▸ WRITTEN EXERCISE
In the listing below, identify each line with the word "this" and return those lines.

▸ INPUT MATERIAL
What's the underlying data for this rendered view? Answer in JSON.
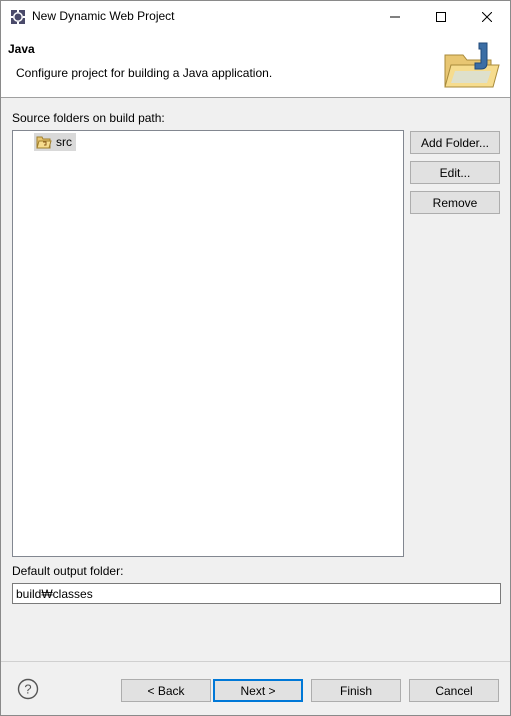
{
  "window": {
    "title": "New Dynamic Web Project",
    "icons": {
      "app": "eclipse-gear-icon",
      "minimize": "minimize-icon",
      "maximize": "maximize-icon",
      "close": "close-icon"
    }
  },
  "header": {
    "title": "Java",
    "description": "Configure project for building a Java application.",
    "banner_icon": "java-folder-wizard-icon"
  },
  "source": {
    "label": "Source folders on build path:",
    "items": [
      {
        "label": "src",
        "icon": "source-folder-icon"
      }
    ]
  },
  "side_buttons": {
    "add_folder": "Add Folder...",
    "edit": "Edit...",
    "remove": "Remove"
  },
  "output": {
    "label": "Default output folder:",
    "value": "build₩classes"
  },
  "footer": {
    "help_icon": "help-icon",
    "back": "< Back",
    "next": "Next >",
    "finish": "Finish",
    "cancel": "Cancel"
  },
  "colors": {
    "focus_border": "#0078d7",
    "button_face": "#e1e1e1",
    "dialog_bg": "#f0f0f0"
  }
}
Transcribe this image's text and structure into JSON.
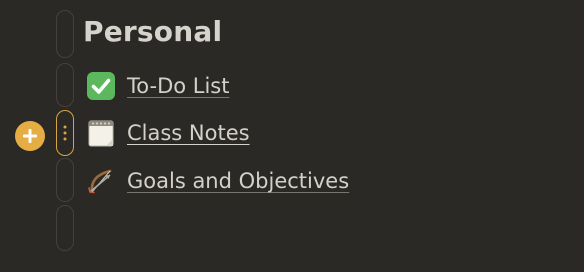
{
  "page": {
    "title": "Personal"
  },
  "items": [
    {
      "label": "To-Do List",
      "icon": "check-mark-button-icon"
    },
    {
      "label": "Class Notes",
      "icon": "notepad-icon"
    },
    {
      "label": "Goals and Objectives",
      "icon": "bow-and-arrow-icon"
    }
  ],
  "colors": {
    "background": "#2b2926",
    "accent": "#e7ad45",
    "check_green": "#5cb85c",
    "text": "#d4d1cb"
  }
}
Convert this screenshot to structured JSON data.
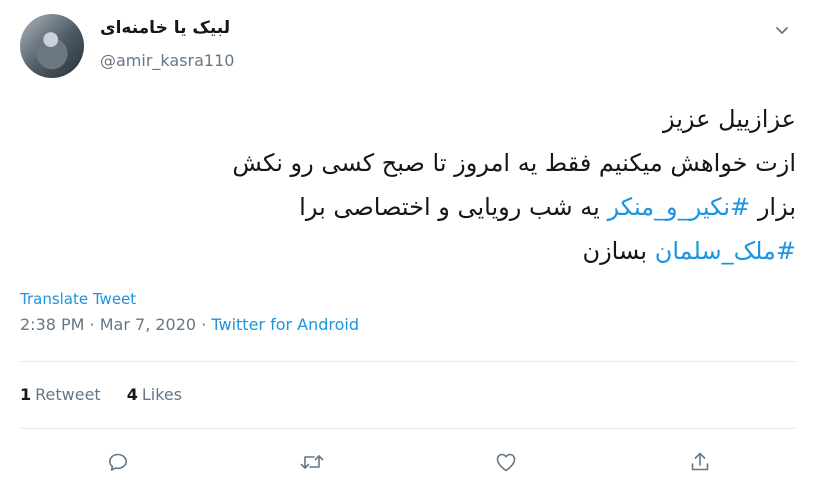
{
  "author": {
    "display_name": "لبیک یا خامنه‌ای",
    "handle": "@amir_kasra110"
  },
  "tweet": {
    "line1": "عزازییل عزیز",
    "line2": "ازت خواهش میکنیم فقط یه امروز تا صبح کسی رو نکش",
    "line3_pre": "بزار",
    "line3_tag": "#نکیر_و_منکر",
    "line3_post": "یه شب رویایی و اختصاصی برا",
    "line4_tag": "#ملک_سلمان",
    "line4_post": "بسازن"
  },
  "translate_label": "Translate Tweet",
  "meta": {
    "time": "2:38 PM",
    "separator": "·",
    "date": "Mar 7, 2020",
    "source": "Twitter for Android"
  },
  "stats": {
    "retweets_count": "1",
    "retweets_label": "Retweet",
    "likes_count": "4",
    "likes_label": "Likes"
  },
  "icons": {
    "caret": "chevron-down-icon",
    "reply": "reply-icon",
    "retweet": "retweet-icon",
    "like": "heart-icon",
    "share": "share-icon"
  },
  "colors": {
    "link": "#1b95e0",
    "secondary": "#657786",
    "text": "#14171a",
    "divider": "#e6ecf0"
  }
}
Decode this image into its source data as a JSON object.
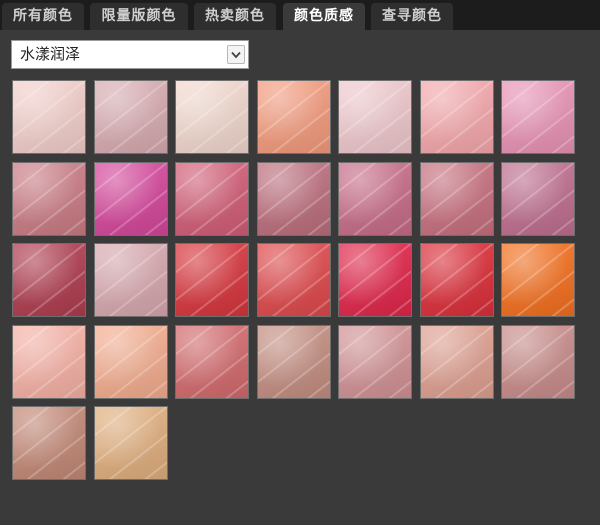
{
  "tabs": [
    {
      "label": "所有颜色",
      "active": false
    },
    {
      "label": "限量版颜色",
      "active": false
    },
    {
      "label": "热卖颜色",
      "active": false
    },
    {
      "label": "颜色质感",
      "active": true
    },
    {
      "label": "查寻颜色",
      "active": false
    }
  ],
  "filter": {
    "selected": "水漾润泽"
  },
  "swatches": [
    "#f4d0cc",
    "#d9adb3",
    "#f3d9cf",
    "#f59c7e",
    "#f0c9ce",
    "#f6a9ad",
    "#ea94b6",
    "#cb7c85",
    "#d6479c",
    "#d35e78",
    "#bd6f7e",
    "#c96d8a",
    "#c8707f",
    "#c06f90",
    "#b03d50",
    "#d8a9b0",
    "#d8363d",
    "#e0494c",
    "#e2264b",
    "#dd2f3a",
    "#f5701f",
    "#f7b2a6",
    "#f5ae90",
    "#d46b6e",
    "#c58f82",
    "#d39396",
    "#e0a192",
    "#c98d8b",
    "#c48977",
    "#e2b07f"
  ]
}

▸ ANSWER
What's the underlying data for this rendered view? Answer in JSON.
Transcribe this image's text and structure into JSON.
Convert this screenshot to structured JSON data.
Decode this image into its source data as a JSON object.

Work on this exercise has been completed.